**Saved data entries**
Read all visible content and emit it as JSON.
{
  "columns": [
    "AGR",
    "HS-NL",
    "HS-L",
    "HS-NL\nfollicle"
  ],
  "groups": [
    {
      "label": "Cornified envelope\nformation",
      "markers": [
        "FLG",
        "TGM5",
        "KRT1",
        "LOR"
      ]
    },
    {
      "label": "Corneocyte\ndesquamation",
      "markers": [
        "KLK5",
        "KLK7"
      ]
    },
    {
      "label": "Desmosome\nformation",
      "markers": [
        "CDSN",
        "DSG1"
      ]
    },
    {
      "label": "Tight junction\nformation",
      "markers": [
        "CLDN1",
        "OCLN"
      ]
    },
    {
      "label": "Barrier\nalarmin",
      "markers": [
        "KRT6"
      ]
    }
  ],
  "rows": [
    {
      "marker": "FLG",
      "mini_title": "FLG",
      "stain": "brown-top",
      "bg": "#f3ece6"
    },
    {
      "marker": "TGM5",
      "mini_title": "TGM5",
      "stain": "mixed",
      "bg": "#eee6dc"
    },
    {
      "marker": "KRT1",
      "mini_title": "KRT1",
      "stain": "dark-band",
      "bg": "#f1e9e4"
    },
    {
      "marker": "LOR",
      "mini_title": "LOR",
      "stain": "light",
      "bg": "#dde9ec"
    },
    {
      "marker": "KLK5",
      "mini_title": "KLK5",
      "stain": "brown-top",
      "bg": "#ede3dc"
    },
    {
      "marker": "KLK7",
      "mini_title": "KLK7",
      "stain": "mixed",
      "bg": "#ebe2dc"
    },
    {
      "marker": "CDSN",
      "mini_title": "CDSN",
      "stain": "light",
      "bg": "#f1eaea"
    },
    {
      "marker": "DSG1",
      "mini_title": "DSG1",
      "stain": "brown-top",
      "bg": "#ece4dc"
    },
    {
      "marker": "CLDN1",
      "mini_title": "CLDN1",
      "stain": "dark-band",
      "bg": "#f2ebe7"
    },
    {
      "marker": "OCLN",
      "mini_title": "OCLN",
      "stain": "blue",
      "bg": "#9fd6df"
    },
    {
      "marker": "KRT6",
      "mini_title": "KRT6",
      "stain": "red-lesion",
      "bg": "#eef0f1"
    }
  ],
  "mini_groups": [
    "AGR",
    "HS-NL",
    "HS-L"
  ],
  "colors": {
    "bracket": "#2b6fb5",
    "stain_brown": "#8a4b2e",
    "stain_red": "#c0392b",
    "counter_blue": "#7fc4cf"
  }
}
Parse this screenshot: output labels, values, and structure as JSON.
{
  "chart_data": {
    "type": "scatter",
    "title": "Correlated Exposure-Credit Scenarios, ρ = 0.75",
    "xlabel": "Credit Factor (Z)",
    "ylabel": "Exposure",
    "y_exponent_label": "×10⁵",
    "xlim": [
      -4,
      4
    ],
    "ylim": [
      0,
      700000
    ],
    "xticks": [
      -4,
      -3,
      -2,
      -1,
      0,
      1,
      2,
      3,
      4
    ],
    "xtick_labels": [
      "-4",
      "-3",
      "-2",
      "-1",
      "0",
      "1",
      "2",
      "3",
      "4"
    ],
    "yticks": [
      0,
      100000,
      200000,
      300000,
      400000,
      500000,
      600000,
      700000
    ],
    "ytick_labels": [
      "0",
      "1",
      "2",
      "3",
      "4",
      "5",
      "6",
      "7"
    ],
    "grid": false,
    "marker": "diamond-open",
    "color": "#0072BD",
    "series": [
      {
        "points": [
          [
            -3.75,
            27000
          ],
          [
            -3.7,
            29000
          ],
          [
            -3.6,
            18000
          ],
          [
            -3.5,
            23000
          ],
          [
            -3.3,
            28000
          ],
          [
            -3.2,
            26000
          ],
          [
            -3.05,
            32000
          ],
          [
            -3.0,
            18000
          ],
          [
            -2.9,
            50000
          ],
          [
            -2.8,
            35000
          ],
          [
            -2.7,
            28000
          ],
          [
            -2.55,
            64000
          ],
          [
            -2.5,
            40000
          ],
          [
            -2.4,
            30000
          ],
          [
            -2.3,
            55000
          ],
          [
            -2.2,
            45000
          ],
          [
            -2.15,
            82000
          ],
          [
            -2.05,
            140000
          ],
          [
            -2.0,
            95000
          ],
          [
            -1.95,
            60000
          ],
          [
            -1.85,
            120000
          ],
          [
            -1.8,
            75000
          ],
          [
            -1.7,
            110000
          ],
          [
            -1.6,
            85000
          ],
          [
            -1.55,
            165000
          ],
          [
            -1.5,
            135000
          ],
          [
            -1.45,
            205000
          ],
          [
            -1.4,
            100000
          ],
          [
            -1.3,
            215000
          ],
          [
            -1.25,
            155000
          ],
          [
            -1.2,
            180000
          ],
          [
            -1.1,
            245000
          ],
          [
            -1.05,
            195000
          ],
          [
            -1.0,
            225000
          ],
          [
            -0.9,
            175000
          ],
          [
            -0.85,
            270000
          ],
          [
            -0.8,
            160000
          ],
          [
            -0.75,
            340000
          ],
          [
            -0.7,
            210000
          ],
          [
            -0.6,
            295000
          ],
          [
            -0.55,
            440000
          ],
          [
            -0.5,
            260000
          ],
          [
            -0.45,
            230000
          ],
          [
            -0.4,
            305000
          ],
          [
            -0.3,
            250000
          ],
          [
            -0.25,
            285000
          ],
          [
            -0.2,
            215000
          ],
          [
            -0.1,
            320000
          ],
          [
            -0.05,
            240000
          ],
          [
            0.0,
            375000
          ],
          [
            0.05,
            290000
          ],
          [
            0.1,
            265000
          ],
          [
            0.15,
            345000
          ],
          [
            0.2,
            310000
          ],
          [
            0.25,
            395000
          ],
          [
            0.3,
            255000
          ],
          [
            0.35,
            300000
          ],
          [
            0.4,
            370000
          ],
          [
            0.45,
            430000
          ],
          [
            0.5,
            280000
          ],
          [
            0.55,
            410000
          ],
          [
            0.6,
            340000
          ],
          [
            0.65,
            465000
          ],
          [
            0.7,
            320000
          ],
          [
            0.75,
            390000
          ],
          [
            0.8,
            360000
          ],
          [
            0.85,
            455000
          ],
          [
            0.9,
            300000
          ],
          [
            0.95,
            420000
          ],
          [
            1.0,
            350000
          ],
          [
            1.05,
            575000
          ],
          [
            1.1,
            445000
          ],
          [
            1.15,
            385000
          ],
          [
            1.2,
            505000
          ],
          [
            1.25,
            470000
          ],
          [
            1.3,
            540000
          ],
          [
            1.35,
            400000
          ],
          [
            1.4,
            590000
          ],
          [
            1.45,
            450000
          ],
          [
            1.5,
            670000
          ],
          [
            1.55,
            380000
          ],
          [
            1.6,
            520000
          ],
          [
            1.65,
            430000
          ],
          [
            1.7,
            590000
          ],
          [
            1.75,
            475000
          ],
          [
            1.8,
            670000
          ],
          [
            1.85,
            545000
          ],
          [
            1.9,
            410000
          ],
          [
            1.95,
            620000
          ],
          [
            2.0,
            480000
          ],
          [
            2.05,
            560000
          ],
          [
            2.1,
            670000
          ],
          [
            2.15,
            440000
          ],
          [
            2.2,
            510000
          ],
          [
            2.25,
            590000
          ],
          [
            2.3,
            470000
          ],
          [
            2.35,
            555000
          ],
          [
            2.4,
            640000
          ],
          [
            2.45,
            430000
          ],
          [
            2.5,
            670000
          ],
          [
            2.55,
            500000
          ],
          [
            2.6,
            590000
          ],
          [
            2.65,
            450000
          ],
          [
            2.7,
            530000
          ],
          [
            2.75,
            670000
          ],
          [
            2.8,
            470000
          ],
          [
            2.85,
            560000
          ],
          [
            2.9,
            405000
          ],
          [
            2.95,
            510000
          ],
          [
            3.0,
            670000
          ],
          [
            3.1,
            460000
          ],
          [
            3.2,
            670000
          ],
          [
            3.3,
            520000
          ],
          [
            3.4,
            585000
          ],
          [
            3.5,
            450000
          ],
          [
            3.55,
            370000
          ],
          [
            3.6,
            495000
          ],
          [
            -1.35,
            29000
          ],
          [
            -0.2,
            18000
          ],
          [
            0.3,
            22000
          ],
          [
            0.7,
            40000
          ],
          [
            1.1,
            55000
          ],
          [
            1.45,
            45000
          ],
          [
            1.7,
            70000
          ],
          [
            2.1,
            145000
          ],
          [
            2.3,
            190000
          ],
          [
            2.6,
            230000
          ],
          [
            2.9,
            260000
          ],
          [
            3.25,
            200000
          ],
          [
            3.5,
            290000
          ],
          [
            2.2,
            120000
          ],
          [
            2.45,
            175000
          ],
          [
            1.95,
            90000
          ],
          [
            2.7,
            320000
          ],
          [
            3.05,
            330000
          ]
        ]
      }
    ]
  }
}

**SHORT PROBLEM**
Look through the entries above and list every line containing "nformation".

**OUTPUT**
      "label": "Cornified envelope\nformation",
      "label": "Desmosome\nformation",
      "label": "Tight junction\nformation",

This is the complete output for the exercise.